■ Goal: Reproduce the full listing that appears beneath this instruction exactly.

■ Excerpt from a dataset:
= = = = =
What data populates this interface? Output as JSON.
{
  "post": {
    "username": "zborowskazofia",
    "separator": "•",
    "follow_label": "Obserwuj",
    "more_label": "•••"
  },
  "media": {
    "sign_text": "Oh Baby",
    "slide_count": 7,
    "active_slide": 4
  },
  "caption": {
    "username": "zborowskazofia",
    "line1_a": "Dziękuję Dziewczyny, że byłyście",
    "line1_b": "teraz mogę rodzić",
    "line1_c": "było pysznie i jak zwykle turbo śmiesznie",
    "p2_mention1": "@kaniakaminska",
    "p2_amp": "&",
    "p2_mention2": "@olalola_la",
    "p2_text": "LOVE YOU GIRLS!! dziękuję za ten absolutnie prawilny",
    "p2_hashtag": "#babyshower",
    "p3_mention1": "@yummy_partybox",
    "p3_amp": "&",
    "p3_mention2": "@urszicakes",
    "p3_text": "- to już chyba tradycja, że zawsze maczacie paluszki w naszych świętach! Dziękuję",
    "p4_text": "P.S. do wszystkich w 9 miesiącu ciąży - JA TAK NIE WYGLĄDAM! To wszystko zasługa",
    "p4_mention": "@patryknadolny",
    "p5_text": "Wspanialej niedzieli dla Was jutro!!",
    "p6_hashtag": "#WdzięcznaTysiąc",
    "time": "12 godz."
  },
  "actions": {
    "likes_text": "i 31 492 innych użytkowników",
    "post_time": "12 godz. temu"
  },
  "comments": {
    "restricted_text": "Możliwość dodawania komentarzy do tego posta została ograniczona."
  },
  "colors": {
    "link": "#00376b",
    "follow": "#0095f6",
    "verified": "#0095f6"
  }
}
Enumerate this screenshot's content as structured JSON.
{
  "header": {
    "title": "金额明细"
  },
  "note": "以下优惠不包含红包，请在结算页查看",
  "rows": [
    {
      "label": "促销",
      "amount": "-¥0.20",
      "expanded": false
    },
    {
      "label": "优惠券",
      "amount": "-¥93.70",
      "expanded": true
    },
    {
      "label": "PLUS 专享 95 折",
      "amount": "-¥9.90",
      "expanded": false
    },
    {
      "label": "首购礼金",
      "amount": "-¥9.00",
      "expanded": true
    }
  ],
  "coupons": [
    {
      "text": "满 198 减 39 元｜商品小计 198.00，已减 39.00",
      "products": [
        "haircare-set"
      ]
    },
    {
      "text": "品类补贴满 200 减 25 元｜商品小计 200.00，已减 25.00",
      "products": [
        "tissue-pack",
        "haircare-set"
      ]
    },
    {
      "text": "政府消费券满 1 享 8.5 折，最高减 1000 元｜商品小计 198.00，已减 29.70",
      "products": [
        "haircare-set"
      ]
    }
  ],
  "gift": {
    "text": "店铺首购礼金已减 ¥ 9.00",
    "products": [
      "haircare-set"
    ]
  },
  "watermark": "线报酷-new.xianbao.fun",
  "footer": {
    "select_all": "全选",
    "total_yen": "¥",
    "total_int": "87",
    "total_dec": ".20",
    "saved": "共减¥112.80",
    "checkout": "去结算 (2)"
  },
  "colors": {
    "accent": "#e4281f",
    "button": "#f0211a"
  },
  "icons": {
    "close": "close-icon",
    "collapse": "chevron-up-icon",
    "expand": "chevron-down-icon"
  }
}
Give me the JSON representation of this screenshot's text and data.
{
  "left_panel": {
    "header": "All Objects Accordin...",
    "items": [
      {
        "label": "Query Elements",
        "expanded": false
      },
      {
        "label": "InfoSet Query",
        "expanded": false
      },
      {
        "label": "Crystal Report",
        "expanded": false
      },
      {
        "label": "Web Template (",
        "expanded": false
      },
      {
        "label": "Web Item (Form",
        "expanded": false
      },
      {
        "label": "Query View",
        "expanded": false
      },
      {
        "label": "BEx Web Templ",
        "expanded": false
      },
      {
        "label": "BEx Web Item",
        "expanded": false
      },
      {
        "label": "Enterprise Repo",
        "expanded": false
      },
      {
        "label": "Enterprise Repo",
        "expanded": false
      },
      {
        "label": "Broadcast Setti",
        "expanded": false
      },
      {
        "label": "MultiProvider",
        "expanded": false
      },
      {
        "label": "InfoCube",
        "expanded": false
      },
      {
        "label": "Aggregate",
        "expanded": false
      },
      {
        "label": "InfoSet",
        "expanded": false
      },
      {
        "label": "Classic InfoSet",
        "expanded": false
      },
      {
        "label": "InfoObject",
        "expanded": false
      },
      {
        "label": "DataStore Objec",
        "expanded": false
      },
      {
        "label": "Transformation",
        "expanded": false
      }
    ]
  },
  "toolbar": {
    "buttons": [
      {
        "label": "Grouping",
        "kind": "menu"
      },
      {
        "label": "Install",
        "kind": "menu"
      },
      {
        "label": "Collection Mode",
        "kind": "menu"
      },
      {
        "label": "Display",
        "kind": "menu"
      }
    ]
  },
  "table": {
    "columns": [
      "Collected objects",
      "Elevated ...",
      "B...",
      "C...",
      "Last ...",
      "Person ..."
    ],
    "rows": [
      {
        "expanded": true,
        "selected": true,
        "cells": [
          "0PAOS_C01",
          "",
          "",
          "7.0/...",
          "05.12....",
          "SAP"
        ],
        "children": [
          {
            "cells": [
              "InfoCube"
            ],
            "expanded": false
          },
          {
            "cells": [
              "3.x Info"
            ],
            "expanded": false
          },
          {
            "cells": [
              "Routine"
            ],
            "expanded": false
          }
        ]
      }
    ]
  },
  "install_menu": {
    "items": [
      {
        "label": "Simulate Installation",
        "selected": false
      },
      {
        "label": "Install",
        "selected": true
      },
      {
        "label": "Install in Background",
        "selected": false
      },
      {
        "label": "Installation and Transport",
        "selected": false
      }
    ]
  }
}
= = = = =
■ Exercise answer:
What data populates this interface? Output as JSON.
{
  "post": {
    "username": "zborowskazofia",
    "separator": "•",
    "follow_label": "Obserwuj",
    "more_label": "•••"
  },
  "media": {
    "sign_text": "Oh Baby",
    "slide_count": 7,
    "active_slide": 4
  },
  "caption": {
    "username": "zborowskazofia",
    "line1_a": "Dziękuję Dziewczyny, że byłyście",
    "line1_b": "teraz mogę rodzić",
    "line1_c": "było pysznie i jak zwykle turbo śmiesznie",
    "p2_mention1": "@kaniakaminska",
    "p2_amp": "&",
    "p2_mention2": "@olalola_la",
    "p2_text": "LOVE YOU GIRLS!! dziękuję za ten absolutnie prawilny",
    "p2_hashtag": "#babyshower",
    "p3_mention1": "@yummy_partybox",
    "p3_amp": "&",
    "p3_mention2": "@urszicakes",
    "p3_text": "- to już chyba tradycja, że zawsze maczacie paluszki w naszych świętach! Dziękuję",
    "p4_text": "P.S. do wszystkich w 9 miesiącu ciąży - JA TAK NIE WYGLĄDAM! To wszystko zasługa",
    "p4_mention": "@patryknadolny",
    "p5_text": "Wspanialej niedzieli dla Was jutro!!",
    "p6_hashtag": "#WdzięcznaTysiąc",
    "time": "12 godz."
  },
  "actions": {
    "likes_text": "i 31 492 innych użytkowników",
    "post_time": "12 godz. temu"
  },
  "comments": {
    "restricted_text": "Możliwość dodawania komentarzy do tego posta została ograniczona."
  },
  "colors": {
    "link": "#00376b",
    "follow": "#0095f6",
    "verified": "#0095f6"
  }
}
Enumerate this screenshot's content as structured JSON.
{
  "header": {
    "title": "金额明细"
  },
  "note": "以下优惠不包含红包，请在结算页查看",
  "rows": [
    {
      "label": "促销",
      "amount": "-¥0.20",
      "expanded": false
    },
    {
      "label": "优惠券",
      "amount": "-¥93.70",
      "expanded": true
    },
    {
      "label": "PLUS 专享 95 折",
      "amount": "-¥9.90",
      "expanded": false
    },
    {
      "label": "首购礼金",
      "amount": "-¥9.00",
      "expanded": true
    }
  ],
  "coupons": [
    {
      "text": "满 198 减 39 元｜商品小计 198.00，已减 39.00",
      "products": [
        "haircare-set"
      ]
    },
    {
      "text": "品类补贴满 200 减 25 元｜商品小计 200.00，已减 25.00",
      "products": [
        "tissue-pack",
        "haircare-set"
      ]
    },
    {
      "text": "政府消费券满 1 享 8.5 折，最高减 1000 元｜商品小计 198.00，已减 29.70",
      "products": [
        "haircare-set"
      ]
    }
  ],
  "gift": {
    "text": "店铺首购礼金已减 ¥ 9.00",
    "products": [
      "haircare-set"
    ]
  },
  "watermark": "线报酷-new.xianbao.fun",
  "footer": {
    "select_all": "全选",
    "total_yen": "¥",
    "total_int": "87",
    "total_dec": ".20",
    "saved": "共减¥112.80",
    "checkout": "去结算 (2)"
  },
  "colors": {
    "accent": "#e4281f",
    "button": "#f0211a"
  },
  "icons": {
    "close": "close-icon",
    "collapse": "chevron-up-icon",
    "expand": "chevron-down-icon"
  }
}
Give me the JSON representation of this screenshot's text and data.
{
  "left_panel": {
    "header": "All Objects Accordin...",
    "items": [
      {
        "label": "Query Elements",
        "expanded": false
      },
      {
        "label": "InfoSet Query",
        "expanded": false
      },
      {
        "label": "Crystal Report",
        "expanded": false
      },
      {
        "label": "Web Template (",
        "expanded": false
      },
      {
        "label": "Web Item (Form",
        "expanded": false
      },
      {
        "label": "Query View",
        "expanded": false
      },
      {
        "label": "BEx Web Templ",
        "expanded": false
      },
      {
        "label": "BEx Web Item",
        "expanded": false
      },
      {
        "label": "Enterprise Repo",
        "expanded": false
      },
      {
        "label": "Enterprise Repo",
        "expanded": false
      },
      {
        "label": "Broadcast Setti",
        "expanded": false
      },
      {
        "label": "MultiProvider",
        "expanded": false
      },
      {
        "label": "InfoCube",
        "expanded": false
      },
      {
        "label": "Aggregate",
        "expanded": false
      },
      {
        "label": "InfoSet",
        "expanded": false
      },
      {
        "label": "Classic InfoSet",
        "expanded": false
      },
      {
        "label": "InfoObject",
        "expanded": false
      },
      {
        "label": "DataStore Objec",
        "expanded": false
      },
      {
        "label": "Transformation",
        "expanded": false
      }
    ]
  },
  "toolbar": {
    "buttons": [
      {
        "label": "Grouping",
        "kind": "menu"
      },
      {
        "label": "Install",
        "kind": "menu"
      },
      {
        "label": "Collection Mode",
        "kind": "menu"
      },
      {
        "label": "Display",
        "kind": "menu"
      }
    ]
  },
  "table": {
    "columns": [
      "Collected objects",
      "Elevated ...",
      "B...",
      "C...",
      "Last ...",
      "Person ..."
    ],
    "rows": [
      {
        "expanded": true,
        "selected": true,
        "cells": [
          "0PAOS_C01",
          "",
          "",
          "7.0/...",
          "05.12....",
          "SAP"
        ],
        "children": [
          {
            "cells": [
              "InfoCube"
            ],
            "expanded": false
          },
          {
            "cells": [
              "3.x Info"
            ],
            "expanded": false
          },
          {
            "cells": [
              "Routine"
            ],
            "expanded": false
          }
        ]
      }
    ]
  },
  "install_menu": {
    "items": [
      {
        "label": "Simulate Installation",
        "selected": false
      },
      {
        "label": "Install",
        "selected": true
      },
      {
        "label": "Install in Background",
        "selected": false
      },
      {
        "label": "Installation and Transport",
        "selected": false
      }
    ]
  }
}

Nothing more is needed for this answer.